*WRITTEN TASK*
Reproduce the listing below in full and without alteration, apart from its pictures.

— start RECORD LIST —

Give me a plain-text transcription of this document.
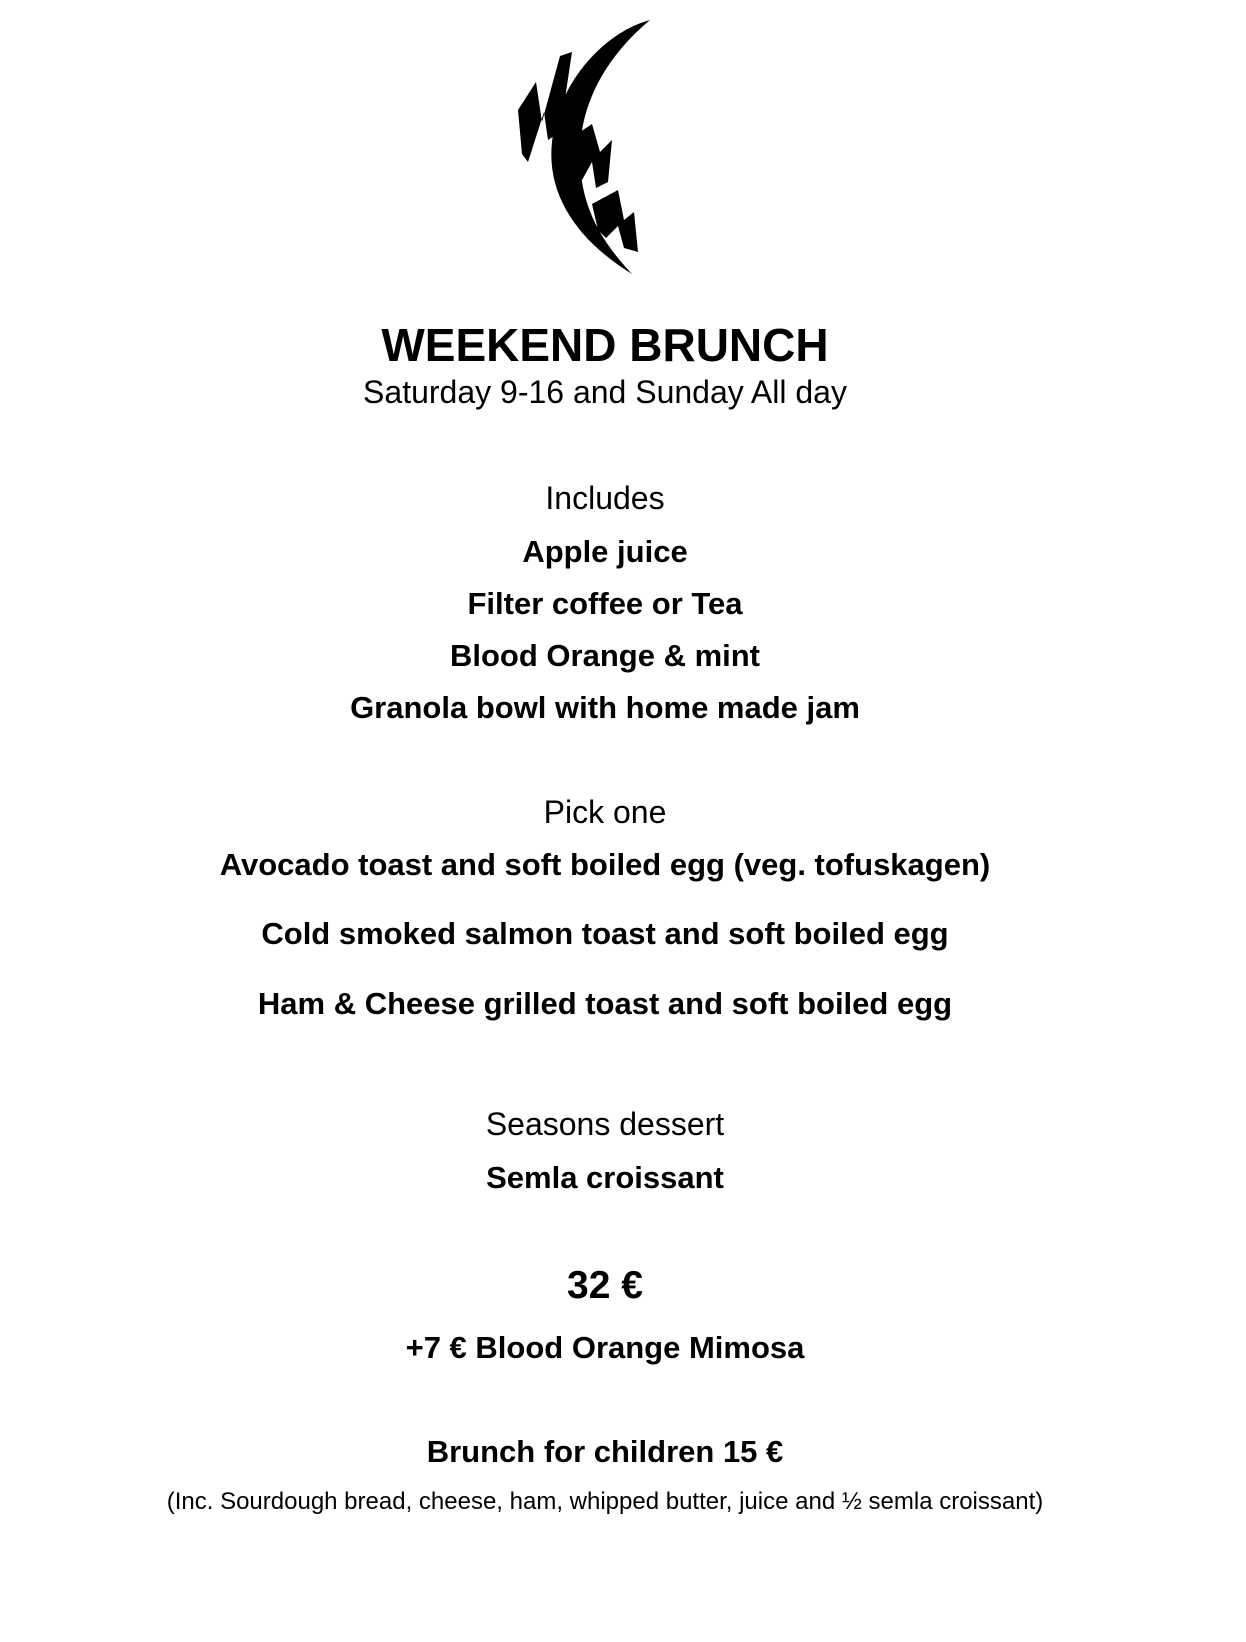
WEEKEND BRUNCH
Saturday 9-16 and Sunday All day
Includes
Apple juice
Filter coffee or Tea
Blood Orange & mint
Granola bowl with home made jam
Pick one
Avocado toast and soft boiled egg (veg. tofuskagen)
Cold smoked salmon toast and soft boiled egg
Ham & Cheese grilled toast and soft boiled egg
Seasons dessert
Semla croissant
32 €
+7 € Blood Orange Mimosa
Brunch for children 15 €
(Inc. Sourdough bread, cheese, ham, whipped butter, juice and ½ semla croissant)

— end RECORD LIST —

*OUTPUT*
Give me a plain-text transcription of this document.
WEEKEND BRUNCH
Saturday 9-16 and Sunday All day
Includes
Apple juice
Filter coffee or Tea
Blood Orange & mint
Granola bowl with home made jam
Pick one
Avocado toast and soft boiled egg (veg. tofuskagen)
Cold smoked salmon toast and soft boiled egg
Ham & Cheese grilled toast and soft boiled egg
Seasons dessert
Semla croissant
32 €
+7 € Blood Orange Mimosa
Brunch for children 15 €
(Inc. Sourdough bread, cheese, ham, whipped butter, juice and ½ semla croissant)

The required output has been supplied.